_What to produce_: In the listing, locate the line containing "Output the text content of this document.", then quote it and all following lines exactly. Omit pictures.

_Records to process_:
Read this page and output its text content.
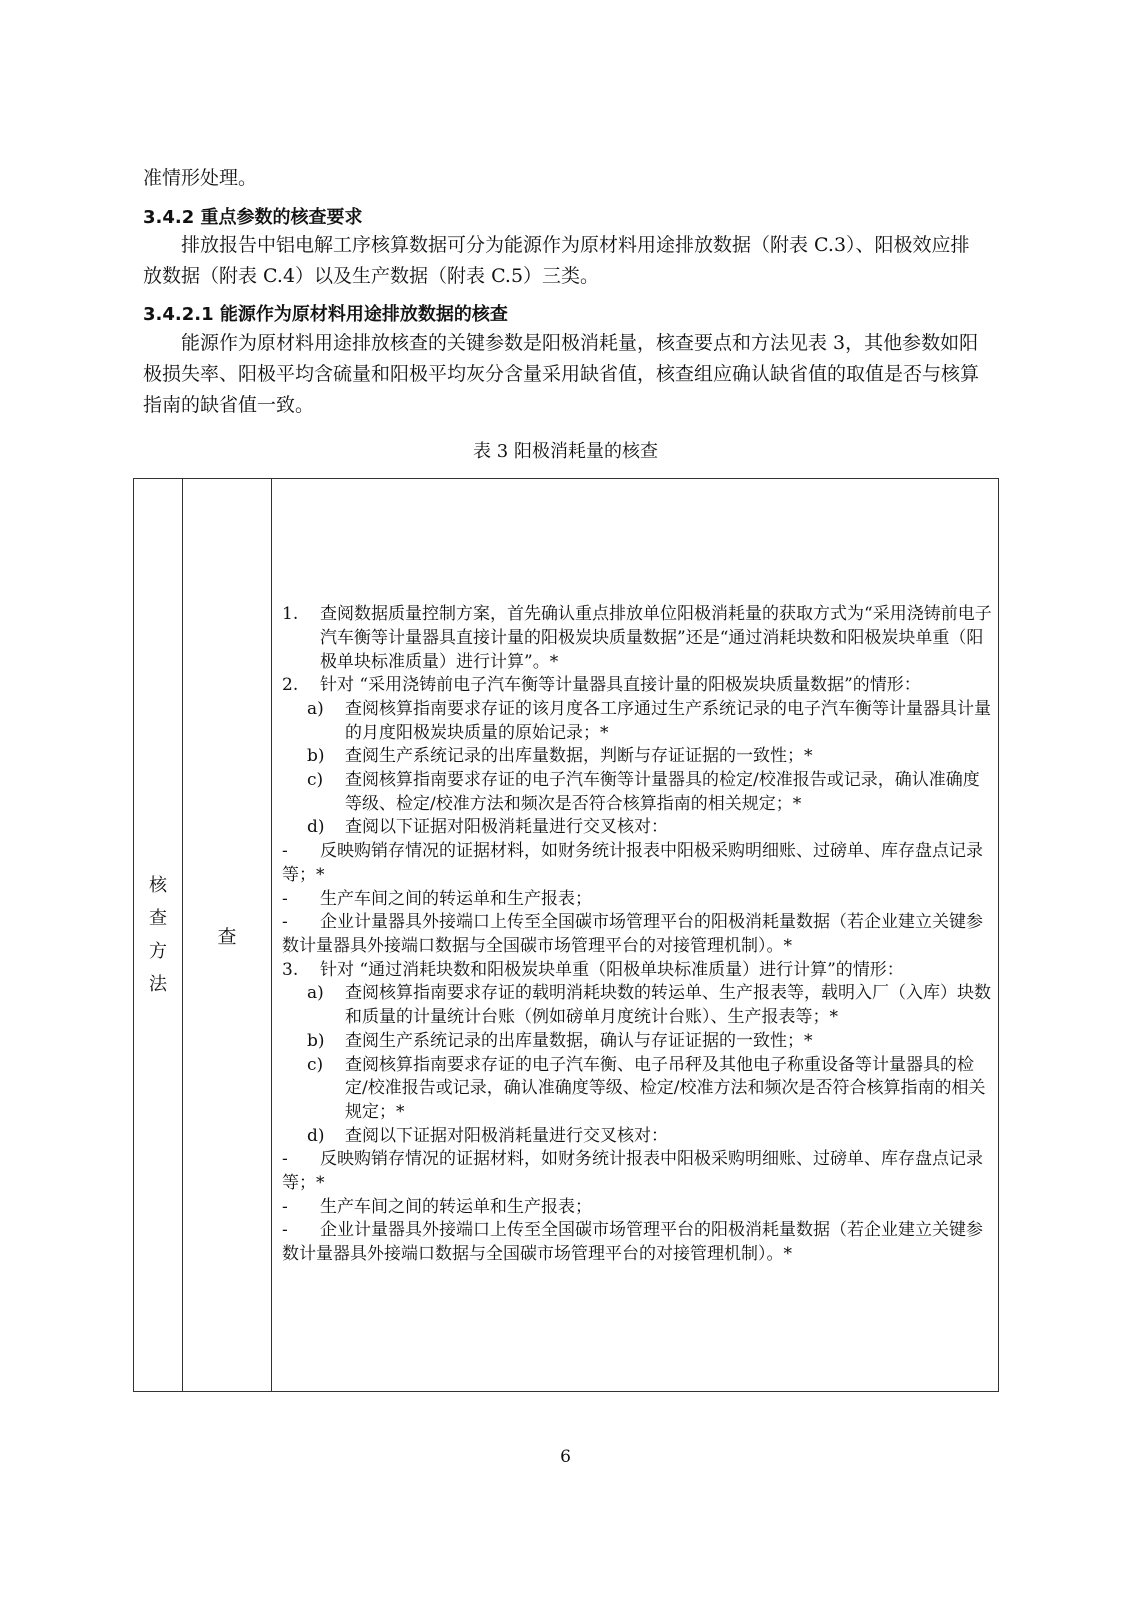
准情形处理。

3.4.2 重点参数的核查要求

排放报告中铝电解工序核算数据可分为能源作为原材料用途排放数据（附表 C.3）、阳极效应排放数据（附表 C.4）以及生产数据（附表 C.5）三类。

3.4.2.1 能源作为原材料用途排放数据的核查

能源作为原材料用途排放核查的关键参数是阳极消耗量，核查要点和方法见表 3，其他参数如阳极损失率、阳极平均含硫量和阳极平均灰分含量采用缺省值，核查组应确认缺省值的取值是否与核算指南的缺省值一致。

表 3 阳极消耗量的核查

核查方法	查	
1. 查阅数据质量控制方案，首先确认重点排放单位阳极消耗量的获取方式为“采用浇铸前电子汽车衡等计量器具直接计量的阳极炭块质量数据”还是“通过消耗块数和阳极炭块单重（阳极单块标准质量）进行计算”。*
2. 针对 “采用浇铸前电子汽车衡等计量器具直接计量的阳极炭块质量数据”的情形：
a) 查阅核算指南要求存证的该月度各工序通过生产系统记录的电子汽车衡等计量器具计量的月度阳极炭块质量的原始记录；*
b) 查阅生产系统记录的出库量数据，判断与存证证据的一致性；*
c) 查阅核算指南要求存证的电子汽车衡等计量器具的检定/校准报告或记录，确认准确度等级、检定/校准方法和频次是否符合核算指南的相关规定；*
d) 查阅以下证据对阳极消耗量进行交叉核对：
- 反映购销存情况的证据材料，如财务统计报表中阳极采购明细账、过磅单、库存盘点记录等；*
- 生产车间之间的转运单和生产报表；
- 企业计量器具外接端口上传至全国碳市场管理平台的阳极消耗量数据（若企业建立关键参数计量器具外接端口数据与全国碳市场管理平台的对接管理机制）。*
3. 针对 “通过消耗块数和阳极炭块单重（阳极单块标准质量）进行计算”的情形：
a) 查阅核算指南要求存证的载明消耗块数的转运单、生产报表等，载明入厂（入库）块数和质量的计量统计台账（例如磅单月度统计台账）、生产报表等；*
b) 查阅生产系统记录的出库量数据，确认与存证证据的一致性；*
c) 查阅核算指南要求存证的电子汽车衡、电子吊秤及其他电子称重设备等计量器具的检定/校准报告或记录，确认准确度等级、检定/校准方法和频次是否符合核算指南的相关规定；*
d) 查阅以下证据对阳极消耗量进行交叉核对：
- 反映购销存情况的证据材料，如财务统计报表中阳极采购明细账、过磅单、库存盘点记录等；*
- 生产车间之间的转运单和生产报表；
- 企业计量器具外接端口上传至全国碳市场管理平台的阳极消耗量数据（若企业建立关键参数计量器具外接端口数据与全国碳市场管理平台的对接管理机制）。*

6
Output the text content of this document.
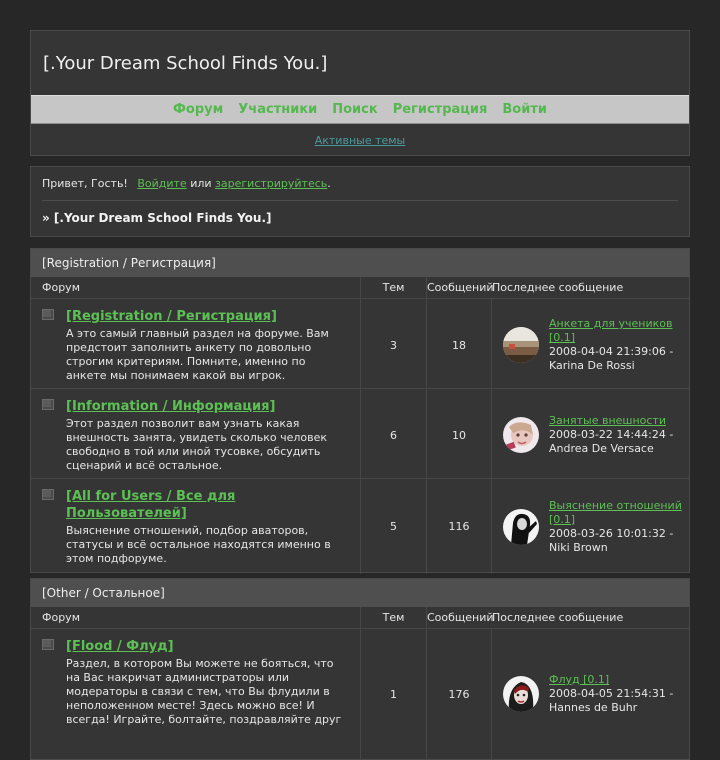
[.Your Dream School Finds You.]
Форум Участники Поиск Регистрация Войти
Активные темы
Привет, Гость! Войдите или зарегистрируйтесь.
» [.Your Dream School Finds You.]
[Registration / Регистрация]
Форум	Тем	Сообщений
Последнее сообщение
[Registration / Регистрация]
А это самый главный раздел на форуме. Вам предстоит заполнить анкету по довольно строгим критериям. Помните, именно по анкете мы понимаем какой вы игрок.
3	18
Анкета для учеников [0.1]
2008-04-04 21:39:06 -
Karina De Rossi
[Information / Информация]
Этот раздел позволит вам узнать какая внешность занята, увидеть сколько человек свободно в той или иной тусовке, обсудить сценарий и всё остальное.
6	10
Занятые внешности
2008-03-22 14:44:24 -
Andrea De Versace
[All for Users / Все для Пользователей]
Выяснение отношений, подбор аваторов, статусы и всё остальное находятся именно в этом подфоруме.
5	116
Выяснение отношений [0.1]
2008-03-26 10:01:32 -
Niki Brown
[Other / Остальное]
Форум	Тем	Сообщений
Последнее сообщение
[Flood / Флуд]
Раздел, в котором Вы можете не бояться, что на Вас накричат администраторы или модераторы в связи с тем, что Вы флудили в неположенном месте! Здесь можно все! И всегда! Играйте, болтайте, поздравляйте друг
1	176
Флуд [0.1]
2008-04-05 21:54:31 -
Hannes de Buhr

_Task output_:
Output the text content of this document.
[.Your Dream School Finds You.]
Форум Участники Поиск Регистрация Войти
Активные темы
Привет, Гость! Войдите или зарегистрируйтесь.
» [.Your Dream School Finds You.]
[Registration / Регистрация]
Форум	Тем	Сообщений
Последнее сообщение
[Registration / Регистрация]
А это самый главный раздел на форуме. Вам предстоит заполнить анкету по довольно строгим критериям. Помните, именно по анкете мы понимаем какой вы игрок.
3	18
Анкета для учеников [0.1]
2008-04-04 21:39:06 -
Karina De Rossi
[Information / Информация]
Этот раздел позволит вам узнать какая внешность занята, увидеть сколько человек свободно в той или иной тусовке, обсудить сценарий и всё остальное.
6	10
Занятые внешности
2008-03-22 14:44:24 -
Andrea De Versace
[All for Users / Все для Пользователей]
Выяснение отношений, подбор аваторов, статусы и всё остальное находятся именно в этом подфоруме.
5	116
Выяснение отношений [0.1]
2008-03-26 10:01:32 -
Niki Brown
[Other / Остальное]
Форум	Тем	Сообщений
Последнее сообщение
[Flood / Флуд]
Раздел, в котором Вы можете не бояться, что на Вас накричат администраторы или модераторы в связи с тем, что Вы флудили в неположенном месте! Здесь можно все! И всегда! Играйте, болтайте, поздравляйте друг
1	176
Флуд [0.1]
2008-04-05 21:54:31 -
Hannes de Buhr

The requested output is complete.